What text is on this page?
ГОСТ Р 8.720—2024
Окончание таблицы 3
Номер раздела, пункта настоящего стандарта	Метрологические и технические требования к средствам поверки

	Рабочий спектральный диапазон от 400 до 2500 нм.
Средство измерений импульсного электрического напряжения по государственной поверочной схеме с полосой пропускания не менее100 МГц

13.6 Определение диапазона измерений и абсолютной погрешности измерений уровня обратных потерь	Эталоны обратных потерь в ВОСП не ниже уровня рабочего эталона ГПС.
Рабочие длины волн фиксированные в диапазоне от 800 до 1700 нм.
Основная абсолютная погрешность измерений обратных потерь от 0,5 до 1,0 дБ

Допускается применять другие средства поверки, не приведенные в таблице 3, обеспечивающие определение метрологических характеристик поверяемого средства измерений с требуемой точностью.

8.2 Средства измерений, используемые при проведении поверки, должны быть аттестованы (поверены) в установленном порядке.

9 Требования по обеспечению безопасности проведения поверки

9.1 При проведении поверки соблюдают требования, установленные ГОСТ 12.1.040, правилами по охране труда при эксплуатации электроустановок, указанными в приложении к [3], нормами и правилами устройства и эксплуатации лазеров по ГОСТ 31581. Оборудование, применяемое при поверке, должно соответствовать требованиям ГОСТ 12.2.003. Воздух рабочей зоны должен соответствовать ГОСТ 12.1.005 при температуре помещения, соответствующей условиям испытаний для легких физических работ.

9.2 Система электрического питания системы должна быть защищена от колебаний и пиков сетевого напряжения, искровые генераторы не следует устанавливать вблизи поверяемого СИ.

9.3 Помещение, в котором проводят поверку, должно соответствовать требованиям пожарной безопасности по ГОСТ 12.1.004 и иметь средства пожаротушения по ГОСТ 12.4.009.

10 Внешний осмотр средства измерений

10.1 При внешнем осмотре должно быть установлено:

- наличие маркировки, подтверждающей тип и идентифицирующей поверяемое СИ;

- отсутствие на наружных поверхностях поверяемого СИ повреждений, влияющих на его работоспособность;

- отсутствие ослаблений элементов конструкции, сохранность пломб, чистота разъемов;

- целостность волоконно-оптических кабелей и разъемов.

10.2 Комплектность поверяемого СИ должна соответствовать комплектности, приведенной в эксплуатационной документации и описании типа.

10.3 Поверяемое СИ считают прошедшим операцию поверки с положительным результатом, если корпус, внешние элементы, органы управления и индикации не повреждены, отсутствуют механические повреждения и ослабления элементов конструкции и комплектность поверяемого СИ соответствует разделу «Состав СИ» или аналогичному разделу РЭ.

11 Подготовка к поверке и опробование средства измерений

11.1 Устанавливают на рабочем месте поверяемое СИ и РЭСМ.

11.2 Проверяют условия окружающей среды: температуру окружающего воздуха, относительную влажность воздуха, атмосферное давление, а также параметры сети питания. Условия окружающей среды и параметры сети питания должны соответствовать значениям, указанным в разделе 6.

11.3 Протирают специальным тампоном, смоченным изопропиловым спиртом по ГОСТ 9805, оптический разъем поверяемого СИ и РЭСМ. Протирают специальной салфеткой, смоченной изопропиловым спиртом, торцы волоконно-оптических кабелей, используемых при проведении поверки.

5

- - - - - - -

= GOAL OF THE EXERCISE =
Look above for lines with the word "проведении" and copy them all.

= EXERCISE OUTPUT =
8.2 Средства измерений, используемые при проведении поверки, должны быть аттестованы (поверены) в установленном порядке.
9.1 При проведении поверки соблюдают требования, установленные ГОСТ 12.1.040, правилами по охране труда при эксплуатации электроустановок, указанными в приложении к [3], нормами и правилами устройства и эксплуатации лазеров по ГОСТ 31581. Оборудование, применяемое при поверке, должно соответствовать требованиям ГОСТ 12.2.003. Воздух рабочей зоны должен соответствовать ГОСТ 12.1.005 при температуре помещения, соответствующей условиям испытаний для легких физических работ.
11.3 Протирают специальным тампоном, смоченным изопропиловым спиртом по ГОСТ 9805, оптический разъем поверяемого СИ и РЭСМ. Протирают специальной салфеткой, смоченной изопропиловым спиртом, торцы волоконно-оптических кабелей, используемых при проведении поверки.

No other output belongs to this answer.